REQUIREMENT>
Reproduce the full listing that appears beneath this instruction exactly.

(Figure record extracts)
[BEGIN]

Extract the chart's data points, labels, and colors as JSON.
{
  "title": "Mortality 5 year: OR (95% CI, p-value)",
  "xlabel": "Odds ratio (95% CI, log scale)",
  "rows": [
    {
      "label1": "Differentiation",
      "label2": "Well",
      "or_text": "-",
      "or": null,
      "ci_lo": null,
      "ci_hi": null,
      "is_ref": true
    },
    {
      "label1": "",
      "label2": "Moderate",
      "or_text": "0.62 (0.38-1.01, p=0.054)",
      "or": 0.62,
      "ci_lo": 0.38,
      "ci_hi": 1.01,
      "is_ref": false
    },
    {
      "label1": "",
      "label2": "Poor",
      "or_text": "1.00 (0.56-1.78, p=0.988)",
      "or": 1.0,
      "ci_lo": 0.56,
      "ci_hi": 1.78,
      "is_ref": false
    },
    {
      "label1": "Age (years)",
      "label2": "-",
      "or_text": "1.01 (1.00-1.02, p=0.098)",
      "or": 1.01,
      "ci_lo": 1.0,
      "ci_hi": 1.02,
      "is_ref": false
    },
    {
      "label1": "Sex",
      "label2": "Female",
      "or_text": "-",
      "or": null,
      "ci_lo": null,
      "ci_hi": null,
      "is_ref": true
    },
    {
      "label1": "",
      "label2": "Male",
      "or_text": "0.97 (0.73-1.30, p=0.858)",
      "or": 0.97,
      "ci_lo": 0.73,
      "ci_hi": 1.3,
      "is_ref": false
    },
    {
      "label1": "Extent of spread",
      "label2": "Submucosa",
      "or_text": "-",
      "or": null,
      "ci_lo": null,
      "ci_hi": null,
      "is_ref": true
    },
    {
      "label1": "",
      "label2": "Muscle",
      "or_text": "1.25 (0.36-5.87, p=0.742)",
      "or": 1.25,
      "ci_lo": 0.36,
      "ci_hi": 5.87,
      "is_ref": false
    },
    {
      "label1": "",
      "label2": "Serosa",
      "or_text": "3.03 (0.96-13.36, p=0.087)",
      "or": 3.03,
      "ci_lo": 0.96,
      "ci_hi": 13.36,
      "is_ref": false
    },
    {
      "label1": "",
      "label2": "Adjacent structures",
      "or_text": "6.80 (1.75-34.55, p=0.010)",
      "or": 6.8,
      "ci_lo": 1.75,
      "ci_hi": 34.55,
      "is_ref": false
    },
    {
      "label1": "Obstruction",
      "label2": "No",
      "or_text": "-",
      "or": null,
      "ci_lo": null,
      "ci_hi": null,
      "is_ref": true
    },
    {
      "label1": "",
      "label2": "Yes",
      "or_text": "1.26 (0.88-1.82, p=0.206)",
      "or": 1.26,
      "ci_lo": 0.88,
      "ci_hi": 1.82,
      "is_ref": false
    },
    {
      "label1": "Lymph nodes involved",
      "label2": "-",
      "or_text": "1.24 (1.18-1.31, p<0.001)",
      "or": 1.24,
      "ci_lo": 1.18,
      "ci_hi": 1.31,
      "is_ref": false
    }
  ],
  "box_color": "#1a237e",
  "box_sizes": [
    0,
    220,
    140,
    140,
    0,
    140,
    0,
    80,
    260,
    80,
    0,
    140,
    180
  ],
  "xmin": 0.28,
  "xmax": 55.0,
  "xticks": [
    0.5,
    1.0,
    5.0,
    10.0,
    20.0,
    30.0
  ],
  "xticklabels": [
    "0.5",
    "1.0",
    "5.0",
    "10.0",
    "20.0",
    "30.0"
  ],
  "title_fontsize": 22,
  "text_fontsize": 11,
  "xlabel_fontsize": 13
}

[END]

EXPECTED ANSWER>
Extract the chart's data points, labels, and colors as JSON.
{
  "title": "Mortality 5 year: OR (95% CI, p-value)",
  "xlabel": "Odds ratio (95% CI, log scale)",
  "rows": [
    {
      "label1": "Differentiation",
      "label2": "Well",
      "or_text": "-",
      "or": null,
      "ci_lo": null,
      "ci_hi": null,
      "is_ref": true
    },
    {
      "label1": "",
      "label2": "Moderate",
      "or_text": "0.62 (0.38-1.01, p=0.054)",
      "or": 0.62,
      "ci_lo": 0.38,
      "ci_hi": 1.01,
      "is_ref": false
    },
    {
      "label1": "",
      "label2": "Poor",
      "or_text": "1.00 (0.56-1.78, p=0.988)",
      "or": 1.0,
      "ci_lo": 0.56,
      "ci_hi": 1.78,
      "is_ref": false
    },
    {
      "label1": "Age (years)",
      "label2": "-",
      "or_text": "1.01 (1.00-1.02, p=0.098)",
      "or": 1.01,
      "ci_lo": 1.0,
      "ci_hi": 1.02,
      "is_ref": false
    },
    {
      "label1": "Sex",
      "label2": "Female",
      "or_text": "-",
      "or": null,
      "ci_lo": null,
      "ci_hi": null,
      "is_ref": true
    },
    {
      "label1": "",
      "label2": "Male",
      "or_text": "0.97 (0.73-1.30, p=0.858)",
      "or": 0.97,
      "ci_lo": 0.73,
      "ci_hi": 1.3,
      "is_ref": false
    },
    {
      "label1": "Extent of spread",
      "label2": "Submucosa",
      "or_text": "-",
      "or": null,
      "ci_lo": null,
      "ci_hi": null,
      "is_ref": true
    },
    {
      "label1": "",
      "label2": "Muscle",
      "or_text": "1.25 (0.36-5.87, p=0.742)",
      "or": 1.25,
      "ci_lo": 0.36,
      "ci_hi": 5.87,
      "is_ref": false
    },
    {
      "label1": "",
      "label2": "Serosa",
      "or_text": "3.03 (0.96-13.36, p=0.087)",
      "or": 3.03,
      "ci_lo": 0.96,
      "ci_hi": 13.36,
      "is_ref": false
    },
    {
      "label1": "",
      "label2": "Adjacent structures",
      "or_text": "6.80 (1.75-34.55, p=0.010)",
      "or": 6.8,
      "ci_lo": 1.75,
      "ci_hi": 34.55,
      "is_ref": false
    },
    {
      "label1": "Obstruction",
      "label2": "No",
      "or_text": "-",
      "or": null,
      "ci_lo": null,
      "ci_hi": null,
      "is_ref": true
    },
    {
      "label1": "",
      "label2": "Yes",
      "or_text": "1.26 (0.88-1.82, p=0.206)",
      "or": 1.26,
      "ci_lo": 0.88,
      "ci_hi": 1.82,
      "is_ref": false
    },
    {
      "label1": "Lymph nodes involved",
      "label2": "-",
      "or_text": "1.24 (1.18-1.31, p<0.001)",
      "or": 1.24,
      "ci_lo": 1.18,
      "ci_hi": 1.31,
      "is_ref": false
    }
  ],
  "box_color": "#1a237e",
  "box_sizes": [
    0,
    220,
    140,
    140,
    0,
    140,
    0,
    80,
    260,
    80,
    0,
    140,
    180
  ],
  "xmin": 0.28,
  "xmax": 55.0,
  "xticks": [
    0.5,
    1.0,
    5.0,
    10.0,
    20.0,
    30.0
  ],
  "xticklabels": [
    "0.5",
    "1.0",
    "5.0",
    "10.0",
    "20.0",
    "30.0"
  ],
  "title_fontsize": 22,
  "text_fontsize": 11,
  "xlabel_fontsize": 13
}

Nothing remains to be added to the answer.